● Challenge
Within the material below, find each line bearing the word "нации" and present it.
##### Provided material
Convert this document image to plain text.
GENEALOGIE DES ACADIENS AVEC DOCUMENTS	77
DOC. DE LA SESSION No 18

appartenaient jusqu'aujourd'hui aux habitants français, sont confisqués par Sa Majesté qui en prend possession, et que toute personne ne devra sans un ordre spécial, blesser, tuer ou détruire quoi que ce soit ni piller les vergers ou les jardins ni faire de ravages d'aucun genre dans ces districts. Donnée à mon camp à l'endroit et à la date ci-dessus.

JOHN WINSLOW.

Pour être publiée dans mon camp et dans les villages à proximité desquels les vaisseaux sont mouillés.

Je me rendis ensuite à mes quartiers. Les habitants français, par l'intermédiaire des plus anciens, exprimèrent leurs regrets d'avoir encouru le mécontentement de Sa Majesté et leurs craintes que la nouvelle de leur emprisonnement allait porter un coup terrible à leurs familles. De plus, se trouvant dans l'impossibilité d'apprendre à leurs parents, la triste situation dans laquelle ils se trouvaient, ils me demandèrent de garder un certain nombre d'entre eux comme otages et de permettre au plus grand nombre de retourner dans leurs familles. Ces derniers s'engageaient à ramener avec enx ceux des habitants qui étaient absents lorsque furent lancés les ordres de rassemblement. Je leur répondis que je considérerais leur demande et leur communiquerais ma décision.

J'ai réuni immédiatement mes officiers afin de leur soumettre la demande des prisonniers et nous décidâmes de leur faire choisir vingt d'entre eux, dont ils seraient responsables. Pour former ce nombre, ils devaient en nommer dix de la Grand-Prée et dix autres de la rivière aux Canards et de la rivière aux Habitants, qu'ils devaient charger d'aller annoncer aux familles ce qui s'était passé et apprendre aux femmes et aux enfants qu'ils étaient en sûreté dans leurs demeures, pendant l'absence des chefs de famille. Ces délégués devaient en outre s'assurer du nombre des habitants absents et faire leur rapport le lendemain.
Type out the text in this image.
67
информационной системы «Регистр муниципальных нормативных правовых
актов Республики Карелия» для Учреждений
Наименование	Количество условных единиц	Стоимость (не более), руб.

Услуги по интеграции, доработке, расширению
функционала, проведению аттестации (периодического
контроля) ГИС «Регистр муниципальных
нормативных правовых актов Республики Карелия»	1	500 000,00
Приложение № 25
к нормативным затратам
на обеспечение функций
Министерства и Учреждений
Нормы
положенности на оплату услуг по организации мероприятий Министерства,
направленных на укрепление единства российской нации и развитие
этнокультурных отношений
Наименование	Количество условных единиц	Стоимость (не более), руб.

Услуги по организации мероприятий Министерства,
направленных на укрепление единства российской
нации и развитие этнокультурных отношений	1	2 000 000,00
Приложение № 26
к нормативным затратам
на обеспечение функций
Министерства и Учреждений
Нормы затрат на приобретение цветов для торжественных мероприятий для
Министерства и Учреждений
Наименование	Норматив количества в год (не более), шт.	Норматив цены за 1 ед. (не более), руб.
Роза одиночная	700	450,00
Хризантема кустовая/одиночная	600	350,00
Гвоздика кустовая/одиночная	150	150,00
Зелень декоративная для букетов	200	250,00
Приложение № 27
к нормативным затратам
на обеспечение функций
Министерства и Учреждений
##########
● Finished exercise
направленных на укрепление единства российской нации и развитие
нации и развитие этнокультурных отношений	1	2 000 000,00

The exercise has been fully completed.